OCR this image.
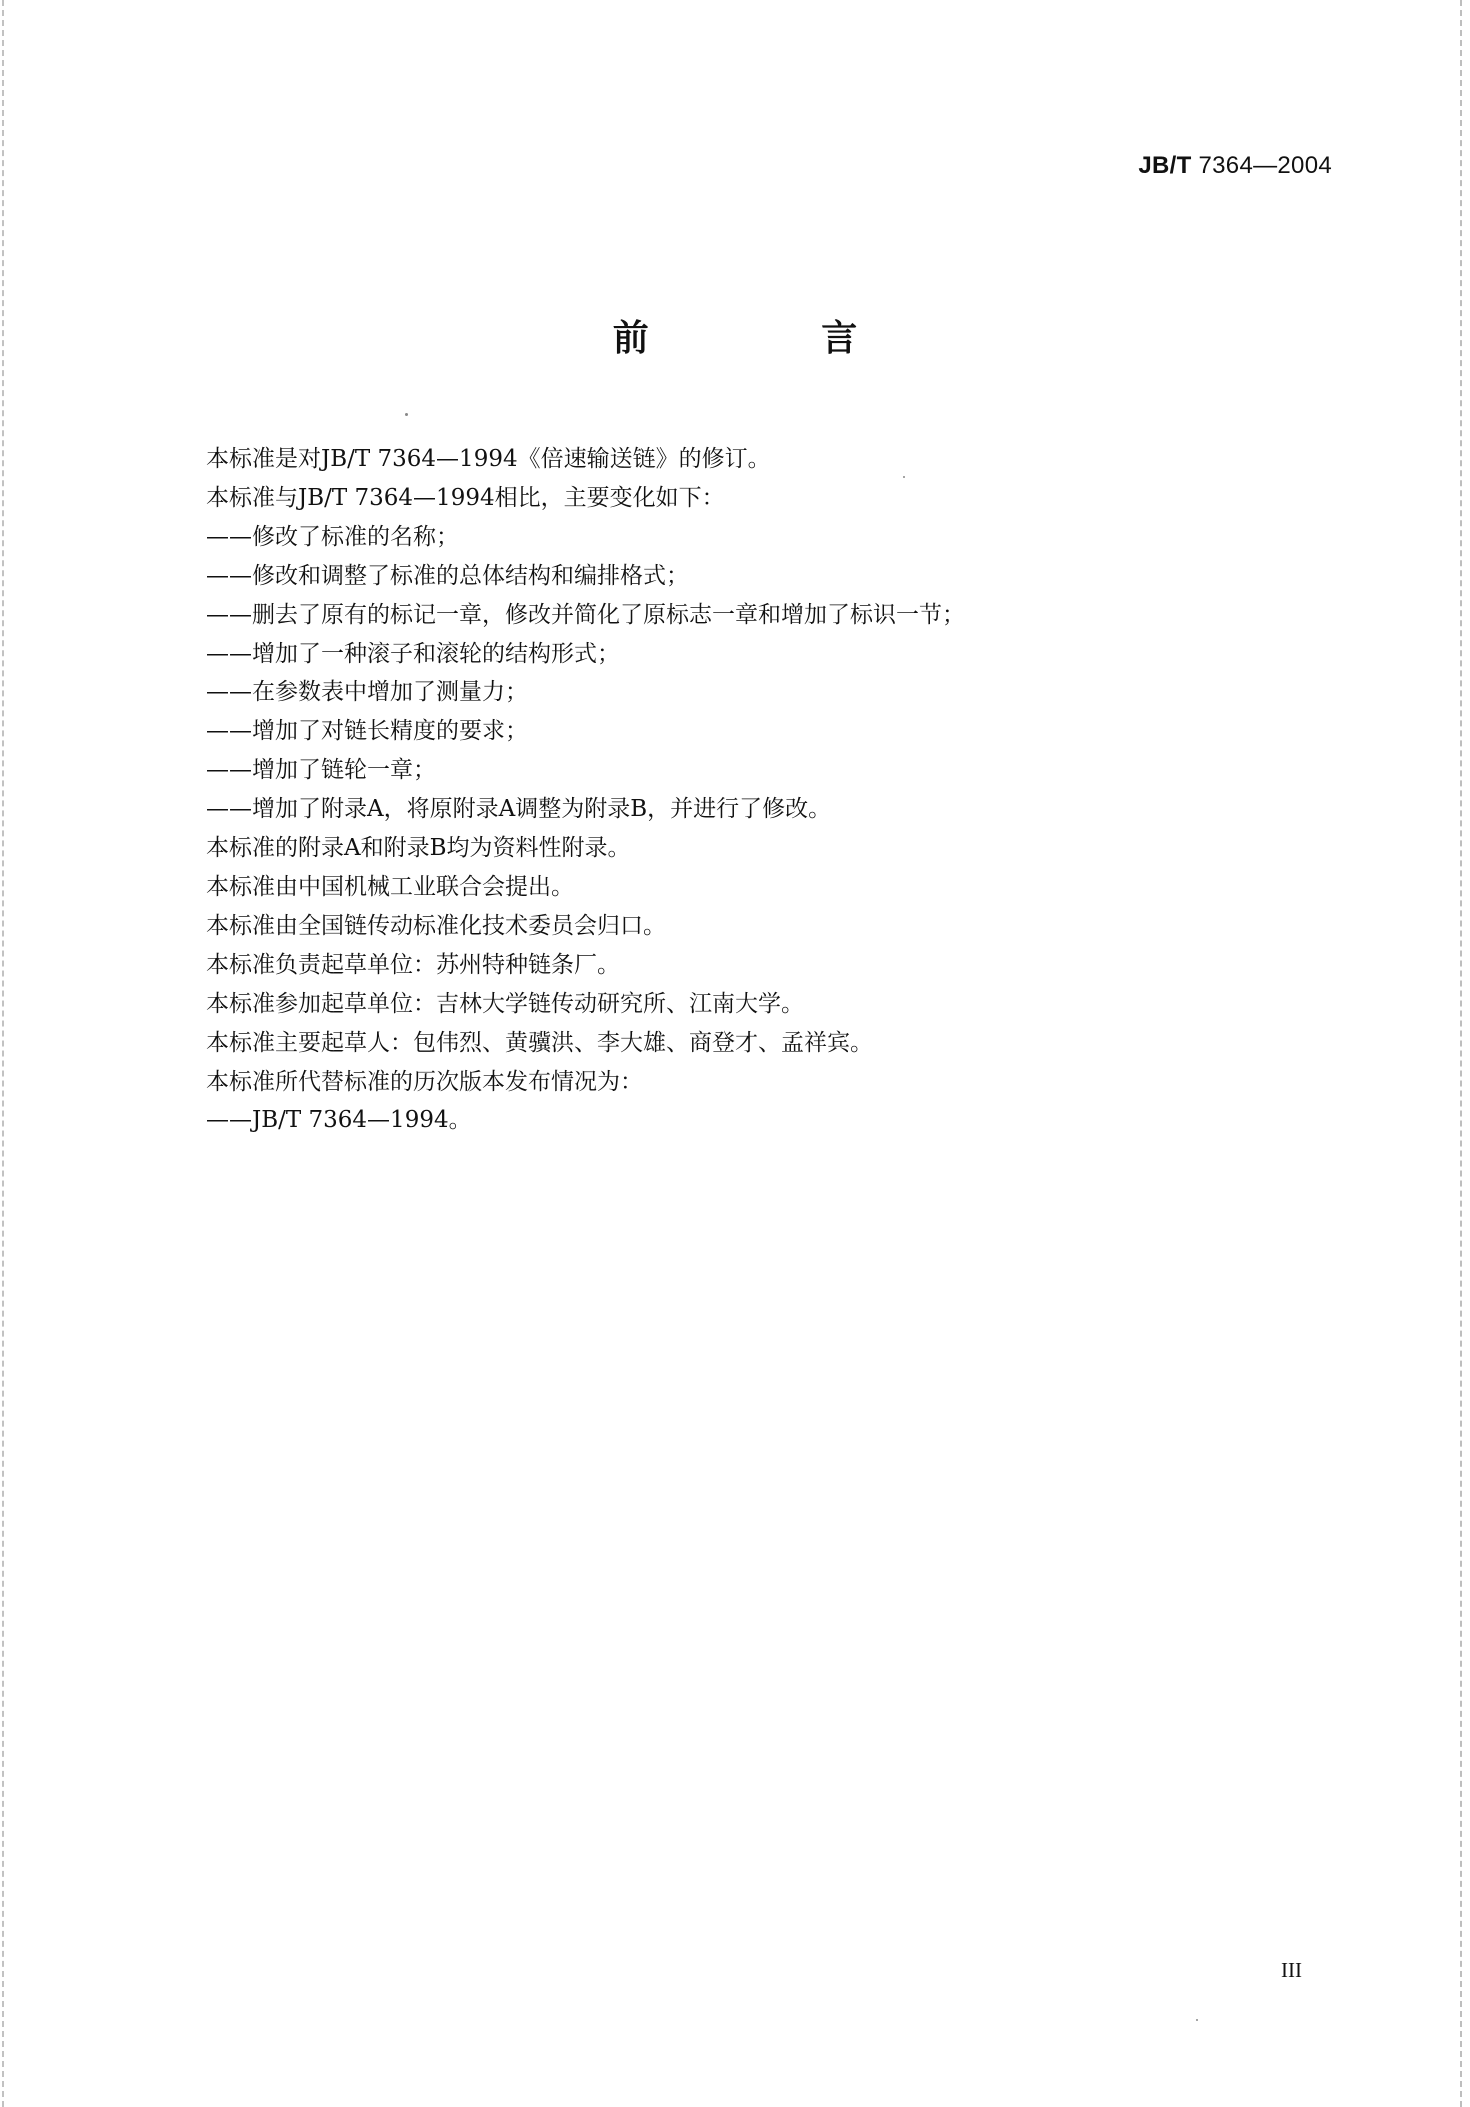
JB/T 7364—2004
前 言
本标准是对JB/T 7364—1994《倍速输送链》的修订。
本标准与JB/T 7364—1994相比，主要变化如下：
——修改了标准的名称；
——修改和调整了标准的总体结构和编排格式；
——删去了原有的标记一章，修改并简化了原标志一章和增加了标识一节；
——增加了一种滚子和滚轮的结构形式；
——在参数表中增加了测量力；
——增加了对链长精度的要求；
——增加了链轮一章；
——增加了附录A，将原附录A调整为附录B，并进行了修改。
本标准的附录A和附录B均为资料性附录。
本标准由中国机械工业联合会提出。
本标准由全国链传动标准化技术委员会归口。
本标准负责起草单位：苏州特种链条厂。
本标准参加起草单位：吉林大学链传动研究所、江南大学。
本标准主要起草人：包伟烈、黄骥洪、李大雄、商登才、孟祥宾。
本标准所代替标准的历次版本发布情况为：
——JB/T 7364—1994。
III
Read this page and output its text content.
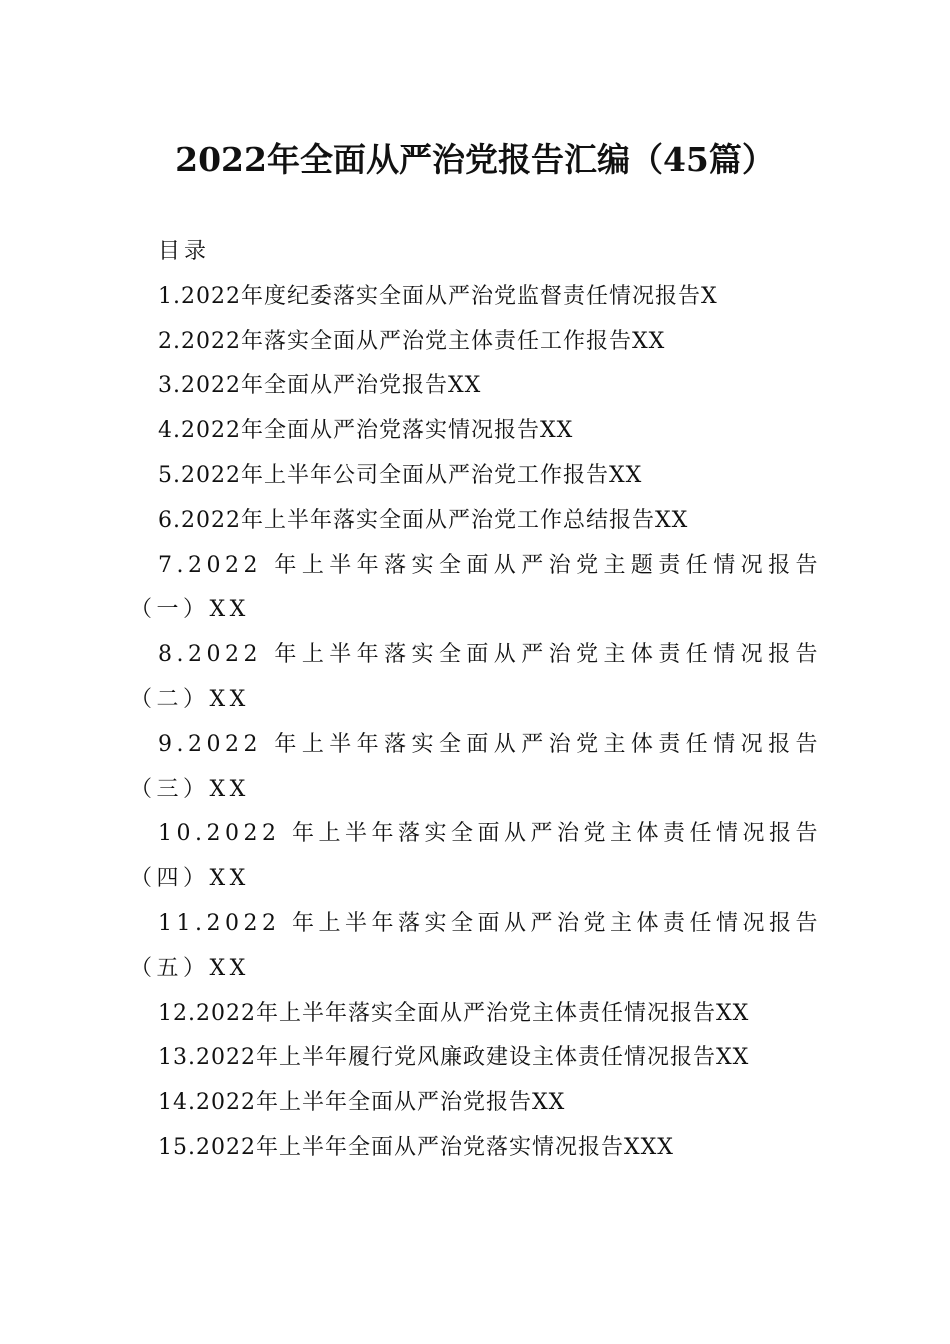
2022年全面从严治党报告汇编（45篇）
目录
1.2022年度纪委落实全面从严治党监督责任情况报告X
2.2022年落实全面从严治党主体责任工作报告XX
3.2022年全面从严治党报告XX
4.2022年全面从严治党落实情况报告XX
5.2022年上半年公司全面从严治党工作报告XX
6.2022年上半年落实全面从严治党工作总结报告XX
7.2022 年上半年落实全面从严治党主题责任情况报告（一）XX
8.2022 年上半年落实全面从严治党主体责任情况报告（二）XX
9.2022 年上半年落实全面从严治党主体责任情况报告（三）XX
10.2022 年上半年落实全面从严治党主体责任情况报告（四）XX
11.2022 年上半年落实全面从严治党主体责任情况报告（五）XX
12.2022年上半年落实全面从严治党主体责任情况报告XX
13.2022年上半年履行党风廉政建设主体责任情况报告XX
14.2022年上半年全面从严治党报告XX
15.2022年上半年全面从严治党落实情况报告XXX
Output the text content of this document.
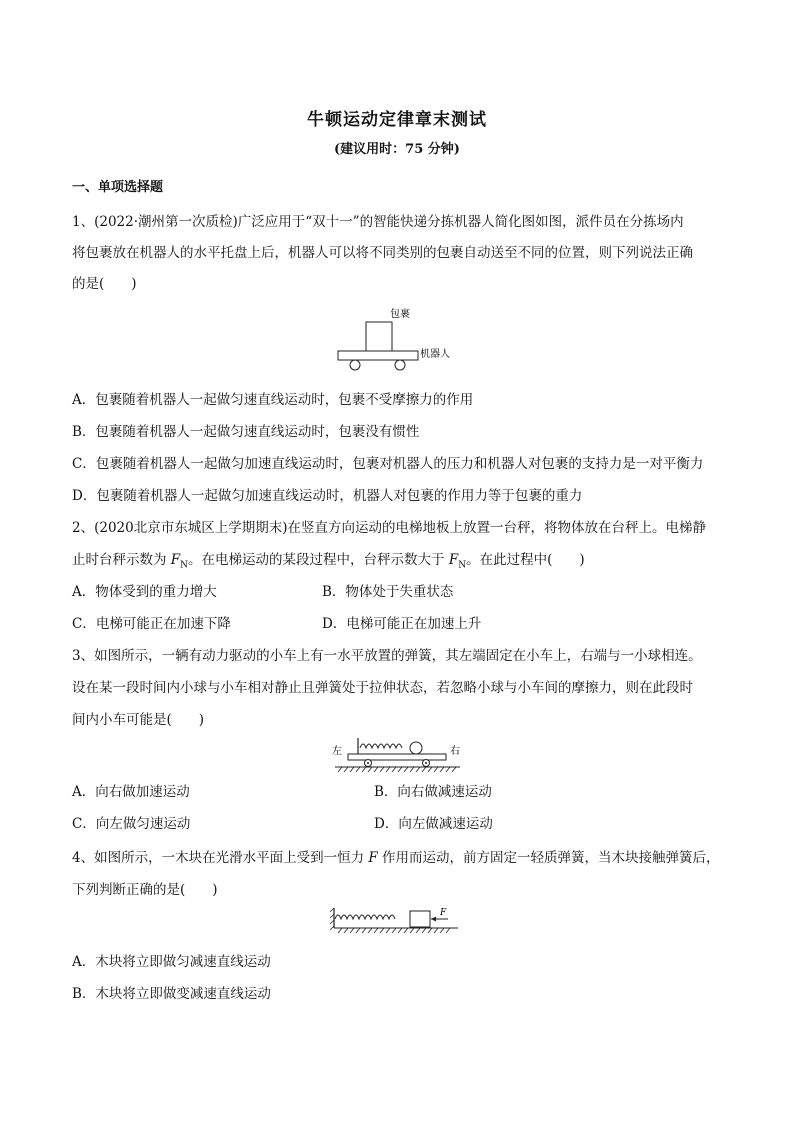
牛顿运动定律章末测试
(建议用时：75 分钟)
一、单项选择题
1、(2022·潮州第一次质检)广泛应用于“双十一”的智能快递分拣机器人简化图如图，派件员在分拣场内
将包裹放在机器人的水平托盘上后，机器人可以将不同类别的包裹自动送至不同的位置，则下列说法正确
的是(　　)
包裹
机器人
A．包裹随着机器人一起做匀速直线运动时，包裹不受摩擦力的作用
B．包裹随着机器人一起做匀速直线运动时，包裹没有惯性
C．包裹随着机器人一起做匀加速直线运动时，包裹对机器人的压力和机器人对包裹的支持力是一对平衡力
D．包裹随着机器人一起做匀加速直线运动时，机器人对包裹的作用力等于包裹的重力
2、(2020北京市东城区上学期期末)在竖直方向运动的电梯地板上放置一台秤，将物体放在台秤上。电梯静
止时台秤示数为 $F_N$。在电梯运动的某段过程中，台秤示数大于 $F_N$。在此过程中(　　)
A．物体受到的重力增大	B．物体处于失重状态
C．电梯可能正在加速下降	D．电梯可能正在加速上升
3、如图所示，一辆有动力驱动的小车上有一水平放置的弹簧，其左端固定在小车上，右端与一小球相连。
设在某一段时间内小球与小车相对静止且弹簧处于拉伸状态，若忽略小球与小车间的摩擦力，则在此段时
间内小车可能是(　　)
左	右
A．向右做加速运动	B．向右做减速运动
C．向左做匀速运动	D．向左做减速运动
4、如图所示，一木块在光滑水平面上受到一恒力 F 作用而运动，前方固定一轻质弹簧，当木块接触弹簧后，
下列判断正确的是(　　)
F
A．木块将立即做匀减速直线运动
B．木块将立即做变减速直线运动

Short problem: Print each line from the one containing "Output the text content of this document." through the last line of the listing, both included, exactly and with no pictures.

Reply to the exercise:
Output the text content of this document.
牛顿运动定律章末测试
(建议用时：75 分钟)
一、单项选择题
1、(2022·潮州第一次质检)广泛应用于“双十一”的智能快递分拣机器人简化图如图，派件员在分拣场内
将包裹放在机器人的水平托盘上后，机器人可以将不同类别的包裹自动送至不同的位置，则下列说法正确
的是(　　)
包裹
机器人
A．包裹随着机器人一起做匀速直线运动时，包裹不受摩擦力的作用
B．包裹随着机器人一起做匀速直线运动时，包裹没有惯性
C．包裹随着机器人一起做匀加速直线运动时，包裹对机器人的压力和机器人对包裹的支持力是一对平衡力
D．包裹随着机器人一起做匀加速直线运动时，机器人对包裹的作用力等于包裹的重力
2、(2020北京市东城区上学期期末)在竖直方向运动的电梯地板上放置一台秤，将物体放在台秤上。电梯静
止时台秤示数为 $F_N$。在电梯运动的某段过程中，台秤示数大于 $F_N$。在此过程中(　　)
A．物体受到的重力增大	B．物体处于失重状态
C．电梯可能正在加速下降	D．电梯可能正在加速上升
3、如图所示，一辆有动力驱动的小车上有一水平放置的弹簧，其左端固定在小车上，右端与一小球相连。
设在某一段时间内小球与小车相对静止且弹簧处于拉伸状态，若忽略小球与小车间的摩擦力，则在此段时
间内小车可能是(　　)
左	右
A．向右做加速运动	B．向右做减速运动
C．向左做匀速运动	D．向左做减速运动
4、如图所示，一木块在光滑水平面上受到一恒力 F 作用而运动，前方固定一轻质弹簧，当木块接触弹簧后，
下列判断正确的是(　　)
F
A．木块将立即做匀减速直线运动
B．木块将立即做变减速直线运动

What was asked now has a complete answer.